Extract:
====
Please coach your team out of using these phrases. You can do that by sharing this post. Or you could do what I do when people drop these phrases on me. I respond immediately to the errant statement with, “Thank you for being honest with me.” The response I get is always very WTF-y. Because people are not thinking about what they are saying.  But I want you to. I want you to sound smart. And trustworthy. And professional. But, hey, It’s all good.*

*’It’s all good’ has been rated as the funniest cocklebur-phrase of all-time by The Perfect Agency Project. Because it is almost always used in instances where something, if not everything, is not good at all.

The first step to make your team work.

Organizations are messy. Because they are made of humans. And humans are unpredictable animals. If you work in a business that trades in creativity, like I do, you deal with even more interesting dynamics. One of the challenges of professional creativity is that it tries to combine professionalism with non-traditional thinking and behaviors.  These can make for strange bedfellows. (Why do we say bedfellows?  Why couldn’t it be umbrellafellows? Or picnicblanketfellows? Or pewfellows?)

Sometimes teamwork is magical.  Other times it is, well, not magical.

Because when humans are involved things go wrong. In fact, there are things that go wrong in organizations every day.  It is not the avoidance of mistakes that makes a company great. It is how we respond to those mistakes that determines the health and strength of the organization and its culture.

I have discovered a very simple guiding principle that helps organizations thrive, even when things go wrong. It’s The Assumption of Positive Intent. It requires that everyone on the team assumes that the actions, choices, statements and decisions of others were made with positive intentions.
====
Resume the post on teamwork and the Assumption of Positive Intent, picking up right after its last sentence. The entries come from a separate source unrelated to the text above.

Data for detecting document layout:
====
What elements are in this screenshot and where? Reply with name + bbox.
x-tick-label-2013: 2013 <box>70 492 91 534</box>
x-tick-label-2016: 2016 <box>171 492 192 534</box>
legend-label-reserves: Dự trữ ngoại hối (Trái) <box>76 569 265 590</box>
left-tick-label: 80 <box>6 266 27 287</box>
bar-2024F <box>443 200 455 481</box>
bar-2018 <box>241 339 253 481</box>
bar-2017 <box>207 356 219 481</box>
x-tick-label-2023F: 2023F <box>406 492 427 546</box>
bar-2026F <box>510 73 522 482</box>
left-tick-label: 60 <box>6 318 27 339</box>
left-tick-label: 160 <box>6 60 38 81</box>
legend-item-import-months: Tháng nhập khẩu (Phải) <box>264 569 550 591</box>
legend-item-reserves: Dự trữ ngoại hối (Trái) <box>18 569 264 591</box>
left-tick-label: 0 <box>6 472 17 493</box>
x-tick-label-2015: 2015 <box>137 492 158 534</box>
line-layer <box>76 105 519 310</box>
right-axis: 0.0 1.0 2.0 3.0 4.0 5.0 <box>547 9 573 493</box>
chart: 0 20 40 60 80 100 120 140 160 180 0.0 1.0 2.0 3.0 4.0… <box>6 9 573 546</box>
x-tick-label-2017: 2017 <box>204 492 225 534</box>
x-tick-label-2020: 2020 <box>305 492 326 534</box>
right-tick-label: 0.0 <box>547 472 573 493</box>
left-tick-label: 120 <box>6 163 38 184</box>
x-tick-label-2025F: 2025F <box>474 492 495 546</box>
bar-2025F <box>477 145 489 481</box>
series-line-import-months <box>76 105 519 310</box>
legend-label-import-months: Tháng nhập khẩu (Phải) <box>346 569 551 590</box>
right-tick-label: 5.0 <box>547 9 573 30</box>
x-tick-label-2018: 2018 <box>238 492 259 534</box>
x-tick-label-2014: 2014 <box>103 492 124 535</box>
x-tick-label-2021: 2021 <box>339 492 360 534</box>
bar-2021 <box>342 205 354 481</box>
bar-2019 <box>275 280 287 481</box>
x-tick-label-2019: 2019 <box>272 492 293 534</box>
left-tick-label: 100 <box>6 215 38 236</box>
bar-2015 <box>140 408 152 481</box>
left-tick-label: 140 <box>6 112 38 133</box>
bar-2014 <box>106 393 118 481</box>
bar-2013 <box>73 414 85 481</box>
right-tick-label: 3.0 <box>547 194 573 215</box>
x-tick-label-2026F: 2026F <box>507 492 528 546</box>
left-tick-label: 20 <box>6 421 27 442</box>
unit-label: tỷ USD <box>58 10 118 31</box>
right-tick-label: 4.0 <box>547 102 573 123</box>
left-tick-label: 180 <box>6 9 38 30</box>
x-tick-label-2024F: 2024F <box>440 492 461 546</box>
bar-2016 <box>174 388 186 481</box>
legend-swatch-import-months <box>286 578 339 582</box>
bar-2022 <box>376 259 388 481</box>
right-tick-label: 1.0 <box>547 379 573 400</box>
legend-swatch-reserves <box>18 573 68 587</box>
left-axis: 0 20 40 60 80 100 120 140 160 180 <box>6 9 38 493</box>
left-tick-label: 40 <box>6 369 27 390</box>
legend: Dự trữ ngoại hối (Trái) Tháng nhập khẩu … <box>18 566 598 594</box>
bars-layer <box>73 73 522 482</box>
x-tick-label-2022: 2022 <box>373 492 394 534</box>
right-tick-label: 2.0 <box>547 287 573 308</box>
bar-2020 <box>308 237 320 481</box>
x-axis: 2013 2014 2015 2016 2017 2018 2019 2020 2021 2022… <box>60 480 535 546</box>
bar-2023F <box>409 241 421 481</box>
====
Answer section:
It comes down to believing that your teammates are good people who mean well. Even when their intentions aren’t clearly understood.

At the advertising and idea agency, The Weaponry, the Assumption of Positive Intent is core to our culture. This simple assumption has a number of positive effects.  First, it makes us all see each other as good people. It makes me feel better to feel like I am surrounded by good people who want to do good things. High morals and ethical standards are important. We should believe in each other and support one another until we have irrefutable proof that we should not.

The next benefit of the Assumption of Positive Intent is that it encourages people to take action. Make a move, make an impact, make a difference. We’ll support you. We won’t crucify you if it doesn’t work out perfectly. Because we assume you want to make great things happen. Even if an attempt fails. So go ahead, introduce New Coke. Have Kendall Jenner hand a cop a Pepsi. Or stick your chocolate in my peanut butter.  One of those things will work.

The word assumption often has a negative connotation in business and other performance-oriented environments. Because it indicates that we make judgements or decide without knowing. We’ve all heard the saying that when you assume you makes an ‘ass’ out of ‘u’ and ‘me’.  While that is a clever word play, the statement fails to recognize an important reality.  When you assume positive intent, you give people the benefit of the doubt. You presume the good. You believe in the best or most optimistic scenario.  And when you believe in good, you believe in people. This builds a culture of trust.

A Simple 5-Step Formula.

When you encounter an action that you don’t understand try these 5 simple steps:

  1. Assume positive intent
  2. Talk about the issue with the person or people involved.
  3. Make it clear that you assume they meant well and seek a better understanding.
  4. Listen for understanding
  5. Play back what you heard.

I believe in people. I think we all want to be part of a great team  The best way to set our teams up for the greatest success it to minimize the stress on the relationships between teammates. If we assume positive intent at all times, we will get the best out of each other. We will enjoy the attempts. Even when they #fail.